(Beginning of Exercise input)

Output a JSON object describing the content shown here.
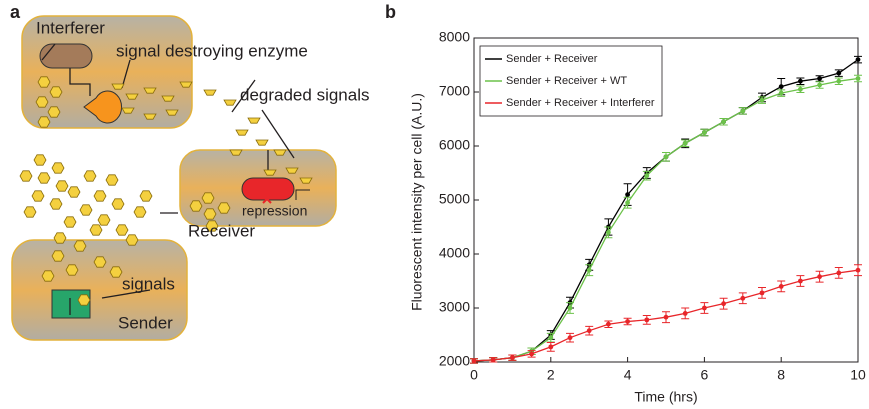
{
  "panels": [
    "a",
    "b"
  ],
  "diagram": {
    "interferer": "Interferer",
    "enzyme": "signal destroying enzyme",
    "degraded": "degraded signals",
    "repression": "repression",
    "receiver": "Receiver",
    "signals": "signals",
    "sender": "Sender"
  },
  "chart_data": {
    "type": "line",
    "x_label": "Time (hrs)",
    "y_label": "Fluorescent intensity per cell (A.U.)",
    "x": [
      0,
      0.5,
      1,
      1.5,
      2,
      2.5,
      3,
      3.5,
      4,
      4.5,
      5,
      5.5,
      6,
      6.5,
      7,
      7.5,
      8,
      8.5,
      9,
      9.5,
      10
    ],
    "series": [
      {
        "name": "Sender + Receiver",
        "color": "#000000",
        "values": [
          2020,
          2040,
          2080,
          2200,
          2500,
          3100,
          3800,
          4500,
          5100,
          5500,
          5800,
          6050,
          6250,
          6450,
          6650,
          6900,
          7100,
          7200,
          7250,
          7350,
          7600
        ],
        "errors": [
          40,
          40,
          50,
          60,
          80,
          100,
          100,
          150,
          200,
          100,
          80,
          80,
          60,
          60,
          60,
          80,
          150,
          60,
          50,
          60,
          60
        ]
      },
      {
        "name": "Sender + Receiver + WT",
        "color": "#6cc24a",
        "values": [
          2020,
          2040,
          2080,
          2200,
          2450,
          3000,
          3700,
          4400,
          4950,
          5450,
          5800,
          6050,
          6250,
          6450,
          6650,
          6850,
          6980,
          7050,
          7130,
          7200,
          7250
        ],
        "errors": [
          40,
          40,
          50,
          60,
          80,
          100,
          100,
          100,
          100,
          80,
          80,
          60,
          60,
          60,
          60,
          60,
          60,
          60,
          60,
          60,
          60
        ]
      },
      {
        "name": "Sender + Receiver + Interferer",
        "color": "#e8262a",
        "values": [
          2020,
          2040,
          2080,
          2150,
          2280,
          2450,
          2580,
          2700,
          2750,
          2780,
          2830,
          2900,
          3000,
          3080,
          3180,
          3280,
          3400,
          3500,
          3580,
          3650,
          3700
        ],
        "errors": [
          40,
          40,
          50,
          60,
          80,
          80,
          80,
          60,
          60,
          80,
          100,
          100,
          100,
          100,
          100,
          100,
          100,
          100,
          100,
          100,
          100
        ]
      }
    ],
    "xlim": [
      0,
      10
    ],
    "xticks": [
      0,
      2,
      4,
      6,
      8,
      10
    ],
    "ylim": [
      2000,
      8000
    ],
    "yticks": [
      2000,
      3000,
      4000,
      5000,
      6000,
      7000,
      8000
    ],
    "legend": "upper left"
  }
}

(End of Exercise input)

▸ **What you will do**: Return every line in the records that includes the string "Receiver".

▸ **Problem solution**:
    "receiver": "Receiver",
        "name": "Sender + Receiver",
        "name": "Sender + Receiver + WT",
        "name": "Sender + Receiver + Interferer",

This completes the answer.